[Task objective] Pick out each line of the records that includes the string "Dollar", and copy it.

[Data provided]
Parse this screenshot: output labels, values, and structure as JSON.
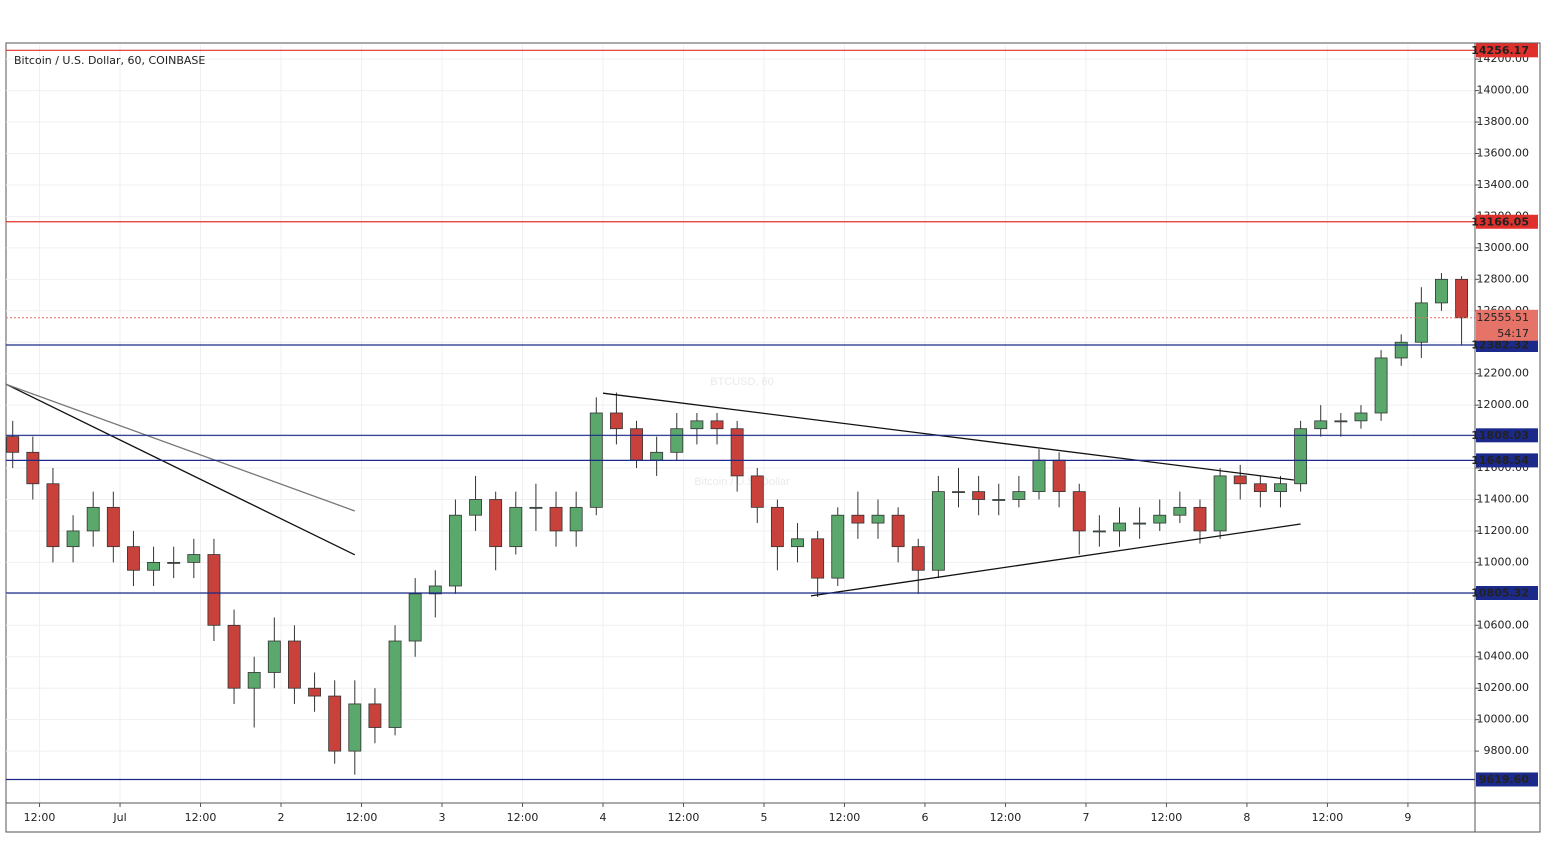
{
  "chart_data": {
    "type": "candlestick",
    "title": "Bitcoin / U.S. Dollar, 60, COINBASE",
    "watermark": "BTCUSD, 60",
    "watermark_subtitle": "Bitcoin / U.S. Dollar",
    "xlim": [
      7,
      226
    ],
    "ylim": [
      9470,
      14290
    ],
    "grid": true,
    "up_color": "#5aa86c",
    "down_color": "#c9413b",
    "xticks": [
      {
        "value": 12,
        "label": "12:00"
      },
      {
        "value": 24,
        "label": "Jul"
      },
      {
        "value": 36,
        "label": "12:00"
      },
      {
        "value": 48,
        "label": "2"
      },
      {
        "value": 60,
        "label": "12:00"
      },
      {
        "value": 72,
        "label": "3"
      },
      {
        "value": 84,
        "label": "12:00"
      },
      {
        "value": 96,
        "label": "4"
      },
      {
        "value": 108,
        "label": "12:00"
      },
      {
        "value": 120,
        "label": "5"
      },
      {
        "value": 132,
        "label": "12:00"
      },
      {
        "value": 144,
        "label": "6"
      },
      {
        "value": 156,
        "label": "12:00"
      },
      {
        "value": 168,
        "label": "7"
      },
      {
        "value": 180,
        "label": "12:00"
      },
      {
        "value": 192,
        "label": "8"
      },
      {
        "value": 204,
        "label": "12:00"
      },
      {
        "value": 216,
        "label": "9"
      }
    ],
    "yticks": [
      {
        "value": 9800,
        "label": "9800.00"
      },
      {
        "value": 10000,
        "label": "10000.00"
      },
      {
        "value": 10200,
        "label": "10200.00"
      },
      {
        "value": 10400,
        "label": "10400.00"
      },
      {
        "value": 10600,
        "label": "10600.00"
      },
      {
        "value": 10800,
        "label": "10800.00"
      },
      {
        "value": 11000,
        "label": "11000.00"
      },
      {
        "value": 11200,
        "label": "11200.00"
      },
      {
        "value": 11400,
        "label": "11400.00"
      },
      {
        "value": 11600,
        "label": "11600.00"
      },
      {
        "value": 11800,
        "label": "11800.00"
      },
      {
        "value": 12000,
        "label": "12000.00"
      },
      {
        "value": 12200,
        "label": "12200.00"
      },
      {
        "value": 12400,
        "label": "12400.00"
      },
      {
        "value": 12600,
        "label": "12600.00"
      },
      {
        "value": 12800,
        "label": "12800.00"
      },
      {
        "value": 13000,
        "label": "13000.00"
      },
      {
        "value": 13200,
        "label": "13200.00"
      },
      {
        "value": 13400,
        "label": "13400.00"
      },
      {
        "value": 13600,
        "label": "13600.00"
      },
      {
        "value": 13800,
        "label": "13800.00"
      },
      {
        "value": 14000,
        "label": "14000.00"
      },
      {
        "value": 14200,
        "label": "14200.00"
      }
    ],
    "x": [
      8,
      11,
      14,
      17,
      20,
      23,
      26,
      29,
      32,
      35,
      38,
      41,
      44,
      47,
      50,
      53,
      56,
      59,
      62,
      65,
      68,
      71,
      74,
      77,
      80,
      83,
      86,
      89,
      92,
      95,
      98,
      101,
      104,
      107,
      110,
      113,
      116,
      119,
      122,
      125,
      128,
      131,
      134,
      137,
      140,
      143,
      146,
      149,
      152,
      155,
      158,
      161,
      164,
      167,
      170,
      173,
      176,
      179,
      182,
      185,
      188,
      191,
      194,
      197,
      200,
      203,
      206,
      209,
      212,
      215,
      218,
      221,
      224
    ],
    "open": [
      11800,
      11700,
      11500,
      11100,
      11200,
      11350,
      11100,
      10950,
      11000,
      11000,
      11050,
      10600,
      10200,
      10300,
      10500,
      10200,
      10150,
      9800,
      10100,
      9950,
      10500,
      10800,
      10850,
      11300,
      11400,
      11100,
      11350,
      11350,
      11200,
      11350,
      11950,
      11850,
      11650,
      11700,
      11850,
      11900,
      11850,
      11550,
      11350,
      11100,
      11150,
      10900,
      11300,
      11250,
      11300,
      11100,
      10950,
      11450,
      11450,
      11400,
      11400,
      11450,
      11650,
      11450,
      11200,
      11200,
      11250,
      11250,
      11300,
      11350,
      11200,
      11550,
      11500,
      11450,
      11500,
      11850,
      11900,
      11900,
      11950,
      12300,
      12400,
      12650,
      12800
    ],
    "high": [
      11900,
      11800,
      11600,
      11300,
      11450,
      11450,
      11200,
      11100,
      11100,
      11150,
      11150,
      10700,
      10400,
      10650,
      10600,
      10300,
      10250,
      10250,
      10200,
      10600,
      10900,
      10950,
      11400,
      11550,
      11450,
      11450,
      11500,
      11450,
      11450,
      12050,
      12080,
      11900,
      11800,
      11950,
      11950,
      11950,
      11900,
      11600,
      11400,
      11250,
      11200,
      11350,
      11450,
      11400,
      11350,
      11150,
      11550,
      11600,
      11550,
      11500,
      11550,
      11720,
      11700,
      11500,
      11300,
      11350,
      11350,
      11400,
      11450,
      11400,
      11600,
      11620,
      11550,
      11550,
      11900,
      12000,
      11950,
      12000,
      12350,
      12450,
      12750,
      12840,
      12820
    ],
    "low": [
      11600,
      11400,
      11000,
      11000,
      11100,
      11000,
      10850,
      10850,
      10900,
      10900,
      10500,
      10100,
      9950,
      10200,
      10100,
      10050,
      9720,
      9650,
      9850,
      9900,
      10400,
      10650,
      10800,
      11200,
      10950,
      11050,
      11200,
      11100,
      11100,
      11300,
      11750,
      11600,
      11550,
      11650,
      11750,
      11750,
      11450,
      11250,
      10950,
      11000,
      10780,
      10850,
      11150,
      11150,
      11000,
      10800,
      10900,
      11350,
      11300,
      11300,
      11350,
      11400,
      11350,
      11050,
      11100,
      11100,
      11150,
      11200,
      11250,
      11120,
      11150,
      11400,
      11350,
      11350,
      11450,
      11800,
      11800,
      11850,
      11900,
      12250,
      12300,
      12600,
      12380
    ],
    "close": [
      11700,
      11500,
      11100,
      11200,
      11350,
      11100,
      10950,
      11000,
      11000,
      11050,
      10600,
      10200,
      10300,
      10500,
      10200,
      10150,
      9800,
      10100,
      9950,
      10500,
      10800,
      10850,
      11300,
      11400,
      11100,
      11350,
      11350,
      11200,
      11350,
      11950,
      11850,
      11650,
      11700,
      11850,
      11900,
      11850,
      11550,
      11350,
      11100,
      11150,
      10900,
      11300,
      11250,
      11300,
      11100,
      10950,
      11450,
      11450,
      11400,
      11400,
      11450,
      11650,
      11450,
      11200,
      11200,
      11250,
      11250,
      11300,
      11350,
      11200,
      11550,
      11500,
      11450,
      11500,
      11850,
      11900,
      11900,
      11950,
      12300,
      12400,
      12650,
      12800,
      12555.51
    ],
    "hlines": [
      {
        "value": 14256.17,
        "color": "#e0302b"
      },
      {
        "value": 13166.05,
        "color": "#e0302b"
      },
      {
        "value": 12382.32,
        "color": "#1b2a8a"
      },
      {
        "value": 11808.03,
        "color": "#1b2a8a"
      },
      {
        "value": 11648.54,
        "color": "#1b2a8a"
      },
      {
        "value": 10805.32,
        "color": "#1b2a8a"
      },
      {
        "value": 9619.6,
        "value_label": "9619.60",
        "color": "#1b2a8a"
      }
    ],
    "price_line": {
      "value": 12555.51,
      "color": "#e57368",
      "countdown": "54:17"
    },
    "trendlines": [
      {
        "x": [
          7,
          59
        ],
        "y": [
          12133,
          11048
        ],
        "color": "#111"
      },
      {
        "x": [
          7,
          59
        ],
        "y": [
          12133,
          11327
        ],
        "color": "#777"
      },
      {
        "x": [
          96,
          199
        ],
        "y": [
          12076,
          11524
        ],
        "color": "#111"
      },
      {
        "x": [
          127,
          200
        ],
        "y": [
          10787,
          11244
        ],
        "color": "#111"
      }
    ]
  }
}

--

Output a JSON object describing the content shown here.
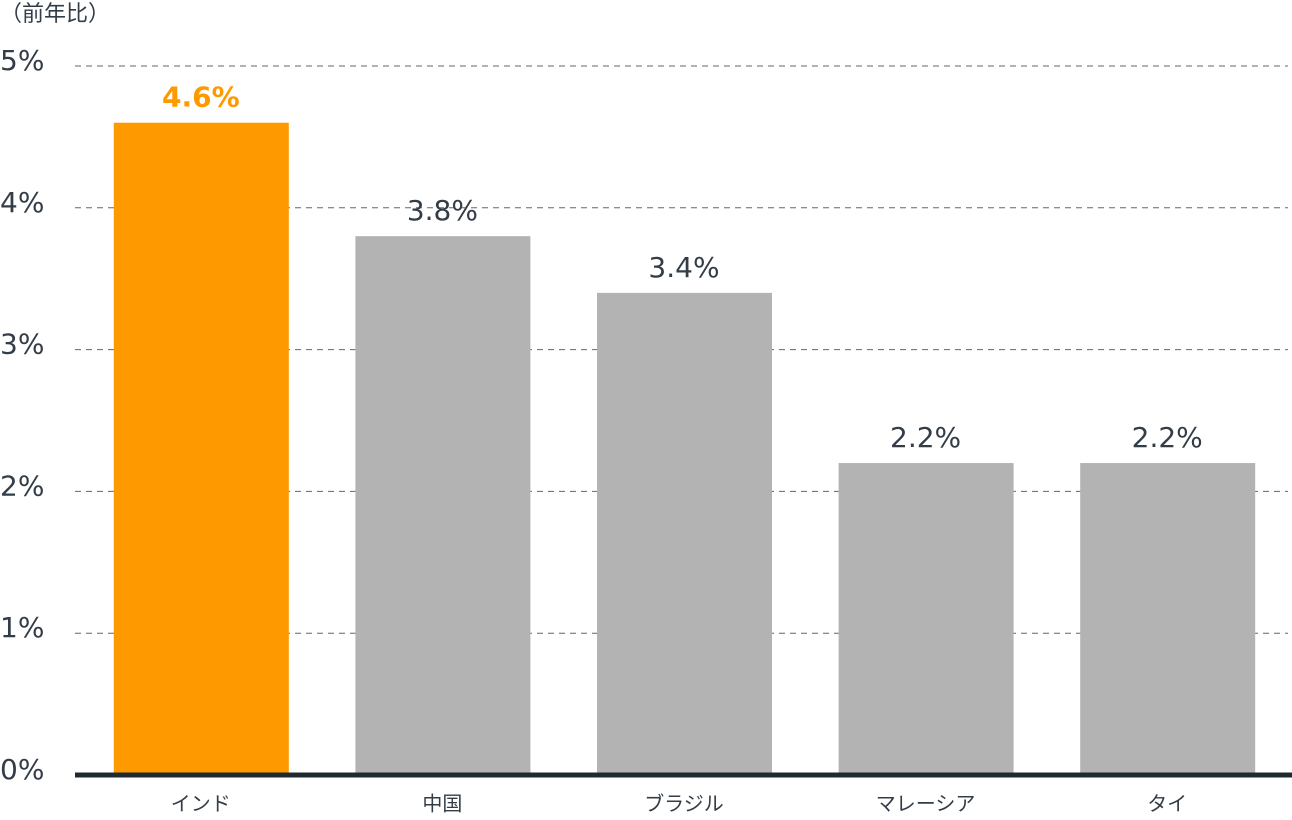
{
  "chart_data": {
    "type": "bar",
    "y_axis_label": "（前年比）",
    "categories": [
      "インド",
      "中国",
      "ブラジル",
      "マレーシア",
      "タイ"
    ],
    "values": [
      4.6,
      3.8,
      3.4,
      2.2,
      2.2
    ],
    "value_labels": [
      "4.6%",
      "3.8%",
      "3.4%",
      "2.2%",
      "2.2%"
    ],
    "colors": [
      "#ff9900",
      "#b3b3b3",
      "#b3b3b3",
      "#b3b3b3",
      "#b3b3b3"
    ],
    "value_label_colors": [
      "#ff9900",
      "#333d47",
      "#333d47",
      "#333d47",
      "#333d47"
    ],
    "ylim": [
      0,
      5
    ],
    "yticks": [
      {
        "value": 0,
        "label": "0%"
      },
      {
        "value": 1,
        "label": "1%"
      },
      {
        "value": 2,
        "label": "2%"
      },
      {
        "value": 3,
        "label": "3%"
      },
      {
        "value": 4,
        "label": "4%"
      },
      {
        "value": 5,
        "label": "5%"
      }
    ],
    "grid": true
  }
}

[Solution to the exercise]
    "title": "Bitcoin / U.S. Dollar, 60, COINBASE",
    "watermark_subtitle": "Bitcoin / U.S. Dollar",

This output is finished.